— The task —
Please transcribe the records precisely; pictures stay out of your copy.

● ● ● ●

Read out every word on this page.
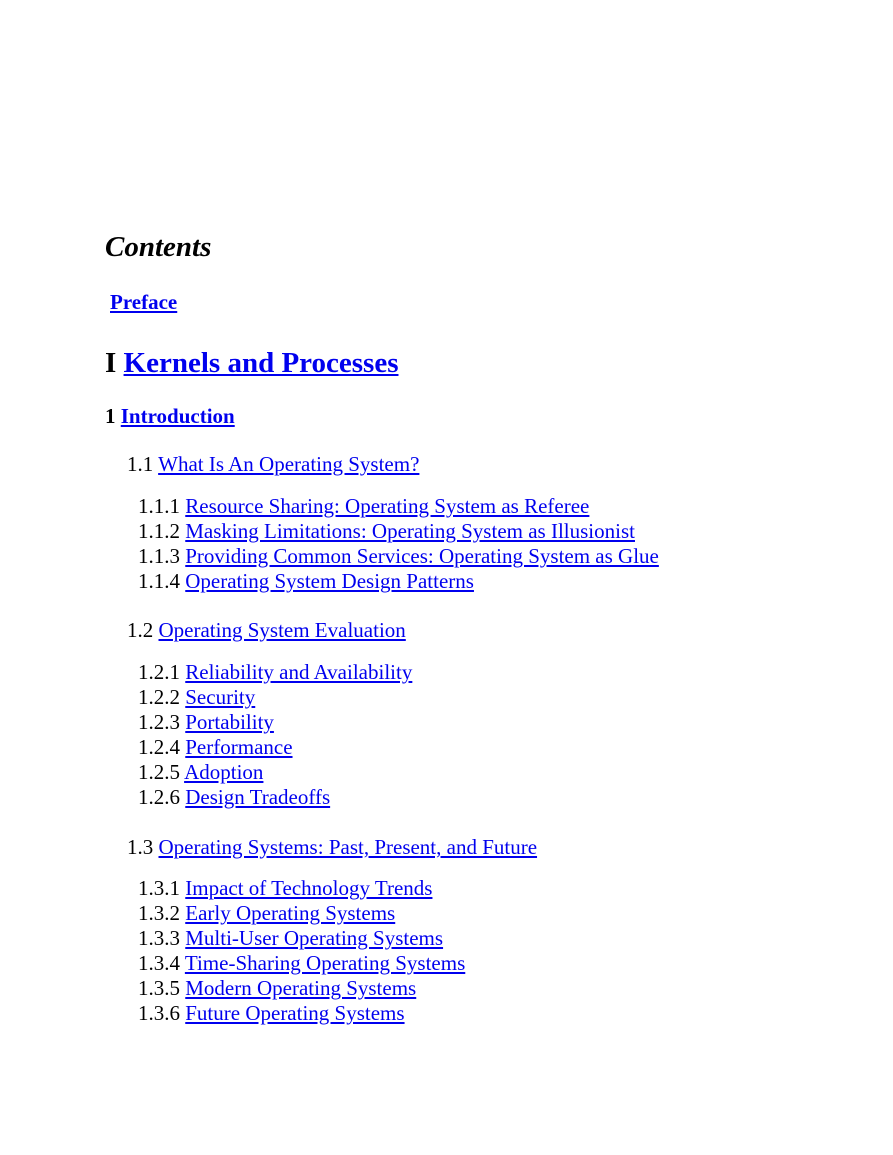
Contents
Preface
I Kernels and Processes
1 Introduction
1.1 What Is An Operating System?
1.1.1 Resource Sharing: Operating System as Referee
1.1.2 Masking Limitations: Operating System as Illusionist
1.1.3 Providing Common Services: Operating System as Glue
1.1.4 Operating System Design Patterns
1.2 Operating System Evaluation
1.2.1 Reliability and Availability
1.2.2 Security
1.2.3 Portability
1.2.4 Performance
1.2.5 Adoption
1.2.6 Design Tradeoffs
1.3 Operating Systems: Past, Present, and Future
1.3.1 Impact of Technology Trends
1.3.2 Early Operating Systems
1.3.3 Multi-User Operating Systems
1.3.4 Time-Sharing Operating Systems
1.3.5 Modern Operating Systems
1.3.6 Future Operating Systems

● ● ● ●

— Full response —
Read out every word on this page.
Contents
Preface
I Kernels and Processes
1 Introduction
1.1 What Is An Operating System?
1.1.1 Resource Sharing: Operating System as Referee
1.1.2 Masking Limitations: Operating System as Illusionist
1.1.3 Providing Common Services: Operating System as Glue
1.1.4 Operating System Design Patterns
1.2 Operating System Evaluation
1.2.1 Reliability and Availability
1.2.2 Security
1.2.3 Portability
1.2.4 Performance
1.2.5 Adoption
1.2.6 Design Tradeoffs
1.3 Operating Systems: Past, Present, and Future
1.3.1 Impact of Technology Trends
1.3.2 Early Operating Systems
1.3.3 Multi-User Operating Systems
1.3.4 Time-Sharing Operating Systems
1.3.5 Modern Operating Systems
1.3.6 Future Operating Systems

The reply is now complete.